Entries provided =>
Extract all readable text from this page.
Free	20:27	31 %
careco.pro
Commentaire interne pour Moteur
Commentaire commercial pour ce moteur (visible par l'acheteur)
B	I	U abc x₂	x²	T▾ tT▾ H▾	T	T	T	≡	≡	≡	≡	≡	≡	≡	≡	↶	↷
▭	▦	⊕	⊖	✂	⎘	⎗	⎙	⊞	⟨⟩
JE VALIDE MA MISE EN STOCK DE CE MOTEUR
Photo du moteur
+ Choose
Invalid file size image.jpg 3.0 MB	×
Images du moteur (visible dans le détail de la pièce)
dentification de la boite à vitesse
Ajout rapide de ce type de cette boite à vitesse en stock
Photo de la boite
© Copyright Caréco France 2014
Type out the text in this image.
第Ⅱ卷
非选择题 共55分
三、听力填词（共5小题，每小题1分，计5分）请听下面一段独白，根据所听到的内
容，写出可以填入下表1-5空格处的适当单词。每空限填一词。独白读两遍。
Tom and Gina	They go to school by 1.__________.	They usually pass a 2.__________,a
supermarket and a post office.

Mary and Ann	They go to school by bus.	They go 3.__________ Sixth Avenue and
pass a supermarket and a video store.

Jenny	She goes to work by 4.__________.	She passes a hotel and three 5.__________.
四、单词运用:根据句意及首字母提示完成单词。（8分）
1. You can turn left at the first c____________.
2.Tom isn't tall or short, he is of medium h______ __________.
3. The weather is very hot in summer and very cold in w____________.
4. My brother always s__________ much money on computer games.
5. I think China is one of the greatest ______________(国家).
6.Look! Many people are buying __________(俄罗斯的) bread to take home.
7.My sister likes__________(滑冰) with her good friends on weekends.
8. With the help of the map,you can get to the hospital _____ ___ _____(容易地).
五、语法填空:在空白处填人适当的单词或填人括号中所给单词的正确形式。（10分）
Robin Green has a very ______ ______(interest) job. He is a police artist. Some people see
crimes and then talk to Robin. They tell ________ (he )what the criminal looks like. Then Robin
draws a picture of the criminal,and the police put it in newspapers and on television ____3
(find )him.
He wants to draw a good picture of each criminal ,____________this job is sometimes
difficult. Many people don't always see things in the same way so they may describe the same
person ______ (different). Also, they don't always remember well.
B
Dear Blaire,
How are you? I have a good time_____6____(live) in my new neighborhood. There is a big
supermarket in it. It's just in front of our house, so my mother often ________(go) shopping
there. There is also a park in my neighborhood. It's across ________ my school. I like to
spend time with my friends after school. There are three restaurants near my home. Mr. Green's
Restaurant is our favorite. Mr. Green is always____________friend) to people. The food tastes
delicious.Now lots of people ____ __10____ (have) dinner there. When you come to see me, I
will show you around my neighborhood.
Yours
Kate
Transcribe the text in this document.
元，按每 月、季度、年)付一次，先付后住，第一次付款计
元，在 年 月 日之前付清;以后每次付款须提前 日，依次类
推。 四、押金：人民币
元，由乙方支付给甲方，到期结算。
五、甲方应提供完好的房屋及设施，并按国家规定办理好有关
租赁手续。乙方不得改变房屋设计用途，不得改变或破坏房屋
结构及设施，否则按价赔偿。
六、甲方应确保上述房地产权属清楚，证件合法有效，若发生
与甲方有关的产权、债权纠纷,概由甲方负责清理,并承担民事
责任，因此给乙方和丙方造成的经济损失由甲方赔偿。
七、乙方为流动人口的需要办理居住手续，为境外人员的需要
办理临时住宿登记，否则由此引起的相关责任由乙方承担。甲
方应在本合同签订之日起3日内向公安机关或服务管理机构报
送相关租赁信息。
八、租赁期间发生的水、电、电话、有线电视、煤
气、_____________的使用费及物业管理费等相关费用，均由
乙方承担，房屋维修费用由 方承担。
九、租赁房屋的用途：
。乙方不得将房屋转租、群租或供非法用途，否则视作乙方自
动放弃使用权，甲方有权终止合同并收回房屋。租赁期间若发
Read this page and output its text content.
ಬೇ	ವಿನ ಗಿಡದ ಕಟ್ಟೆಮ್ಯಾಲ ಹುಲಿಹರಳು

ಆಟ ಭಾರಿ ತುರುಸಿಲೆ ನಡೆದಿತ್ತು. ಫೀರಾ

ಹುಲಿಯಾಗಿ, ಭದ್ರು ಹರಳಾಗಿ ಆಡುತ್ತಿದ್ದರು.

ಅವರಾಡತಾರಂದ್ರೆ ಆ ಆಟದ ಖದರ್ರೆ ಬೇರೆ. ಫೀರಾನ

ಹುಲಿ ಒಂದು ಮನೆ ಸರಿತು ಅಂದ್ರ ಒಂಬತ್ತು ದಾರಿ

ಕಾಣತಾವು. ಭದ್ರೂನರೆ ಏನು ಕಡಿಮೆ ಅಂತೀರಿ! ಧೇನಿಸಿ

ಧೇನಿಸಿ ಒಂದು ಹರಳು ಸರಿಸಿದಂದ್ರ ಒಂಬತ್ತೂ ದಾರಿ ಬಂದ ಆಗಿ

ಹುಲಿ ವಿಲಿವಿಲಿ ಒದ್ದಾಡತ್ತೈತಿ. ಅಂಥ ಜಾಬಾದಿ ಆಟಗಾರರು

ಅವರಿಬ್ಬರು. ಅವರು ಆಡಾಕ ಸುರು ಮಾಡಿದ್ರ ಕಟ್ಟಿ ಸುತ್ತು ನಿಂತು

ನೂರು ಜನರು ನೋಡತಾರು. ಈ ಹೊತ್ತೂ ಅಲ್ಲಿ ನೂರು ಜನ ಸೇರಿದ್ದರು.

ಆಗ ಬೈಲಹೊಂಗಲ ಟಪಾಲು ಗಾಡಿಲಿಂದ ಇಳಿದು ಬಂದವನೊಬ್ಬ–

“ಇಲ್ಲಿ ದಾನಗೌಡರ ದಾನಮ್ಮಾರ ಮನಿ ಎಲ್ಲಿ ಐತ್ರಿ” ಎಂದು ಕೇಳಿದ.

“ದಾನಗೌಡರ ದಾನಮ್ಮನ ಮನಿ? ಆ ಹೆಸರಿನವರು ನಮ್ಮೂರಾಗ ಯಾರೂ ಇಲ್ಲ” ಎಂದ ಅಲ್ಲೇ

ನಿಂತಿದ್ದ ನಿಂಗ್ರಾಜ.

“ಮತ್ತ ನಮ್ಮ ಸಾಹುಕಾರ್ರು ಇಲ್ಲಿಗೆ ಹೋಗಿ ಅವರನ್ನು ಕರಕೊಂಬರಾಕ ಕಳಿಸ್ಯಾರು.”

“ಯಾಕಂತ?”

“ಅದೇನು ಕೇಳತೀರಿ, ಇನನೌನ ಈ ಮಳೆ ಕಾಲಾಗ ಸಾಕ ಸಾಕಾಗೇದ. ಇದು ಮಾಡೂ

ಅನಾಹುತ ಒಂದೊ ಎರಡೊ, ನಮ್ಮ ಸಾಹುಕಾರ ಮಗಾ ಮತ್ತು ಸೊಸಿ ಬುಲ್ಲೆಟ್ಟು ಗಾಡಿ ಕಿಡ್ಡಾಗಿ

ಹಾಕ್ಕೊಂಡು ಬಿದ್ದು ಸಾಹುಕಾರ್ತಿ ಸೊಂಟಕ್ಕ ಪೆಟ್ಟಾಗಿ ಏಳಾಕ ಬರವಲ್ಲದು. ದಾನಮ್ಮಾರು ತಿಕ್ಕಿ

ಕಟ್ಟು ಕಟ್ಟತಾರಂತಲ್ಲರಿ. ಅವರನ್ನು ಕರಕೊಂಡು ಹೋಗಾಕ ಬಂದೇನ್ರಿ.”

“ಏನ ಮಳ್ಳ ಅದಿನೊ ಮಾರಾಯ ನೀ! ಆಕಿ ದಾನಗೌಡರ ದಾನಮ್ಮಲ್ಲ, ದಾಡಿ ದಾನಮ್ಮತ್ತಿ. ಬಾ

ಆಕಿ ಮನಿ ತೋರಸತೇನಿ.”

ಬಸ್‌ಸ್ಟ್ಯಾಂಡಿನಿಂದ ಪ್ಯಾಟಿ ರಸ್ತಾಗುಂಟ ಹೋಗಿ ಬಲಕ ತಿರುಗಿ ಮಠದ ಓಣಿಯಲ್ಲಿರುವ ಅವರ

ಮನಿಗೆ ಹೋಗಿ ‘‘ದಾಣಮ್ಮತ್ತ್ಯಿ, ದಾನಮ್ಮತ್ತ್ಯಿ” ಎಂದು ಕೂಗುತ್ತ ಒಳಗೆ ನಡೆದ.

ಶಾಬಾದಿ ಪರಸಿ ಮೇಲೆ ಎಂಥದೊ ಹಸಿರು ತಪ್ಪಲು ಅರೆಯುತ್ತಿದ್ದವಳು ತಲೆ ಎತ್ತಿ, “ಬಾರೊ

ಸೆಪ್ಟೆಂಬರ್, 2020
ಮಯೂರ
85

Goal => Locate the word "visible" in the data above. Copy every line carrying it.

Output for this exercise =>
Commentaire commercial pour ce moteur (visible par l'acheteur)
Images du moteur (visible dans le détail de la pièce)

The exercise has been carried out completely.